> **REQUISITOS**
Responda com base no texto sobre a Guiné Equatorial, apresentado abaixo:
(a) Que percentagem da população do país vive abaixo do limiar da pobreza?
(b) Que posição ocupa a Guiné Equatorial no Índice de Percepção sobre Corrupção de 2013 da Transparência Internacional?
(c) Desde que ano Teodoro Obiang está no poder?

A
Guiné Equatorial é um país da África Ocidental e tem o maior PIB per capita do continente africano. Apesar
disto, 70% da população vive abaixo do limiar da pobreza.
A
sua forma de governo é uma ditadura feroz com três décadas e meia de existência,
onde o respeito pelos mais elementares direitos humanos é quase inexistente,
segundo organizações insuspeitas como a Amnistia Internacional. Também o nível
de corrupção existente na Guiné Equatorial é dos mais elevados do mundo,
ocupando a 163ª posição entre 177 países, no Índice de Percepção sobre
Corrupção de 2013 da Transparência Internacional.
É
neste quadro que o ditador Teodoro Obiang, no poder desde 1979, candidatou o país
a membro da Comunidade dos Países de Língua Portuguesa (CPLP).
Muitas
personalidades e organizações da CPLP se têm insurgido contra a possibilidade
de uma sanguinária ditadura vir a fazer parte de uma organização cujos
estatutos proíbem a pena de morte, exigem a existência de práticas
democráticas, promoção do respeito pelos direitos humanos e melhoria das
condições de vida das populações, para referirmos apenas os principais pontos.

> **SECÇÃO DE DADOS**
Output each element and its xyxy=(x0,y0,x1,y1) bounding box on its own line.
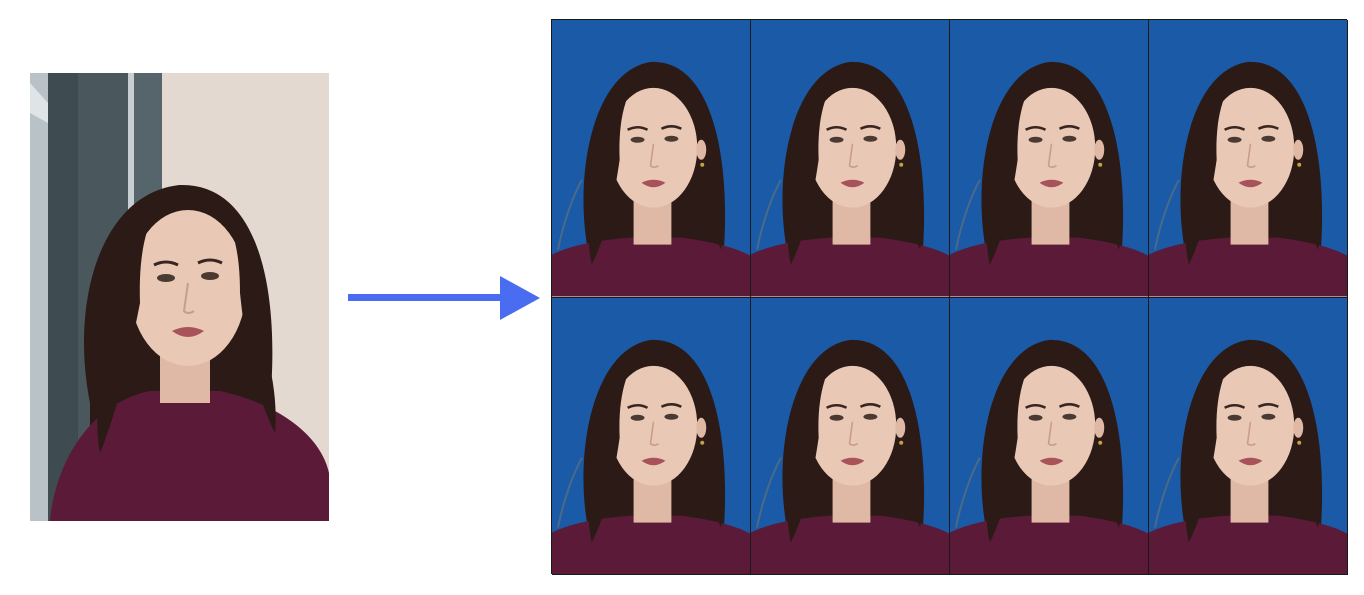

> **RESPOSTA DO EXERCÍCIO**
(a) Vivem abaixo do limiar da pobreza 70% da população.
(b) A Guiné Equatorial ocupa a 163ª posição entre 177 países.
(c) Teodoro Obiang está no poder desde 1979.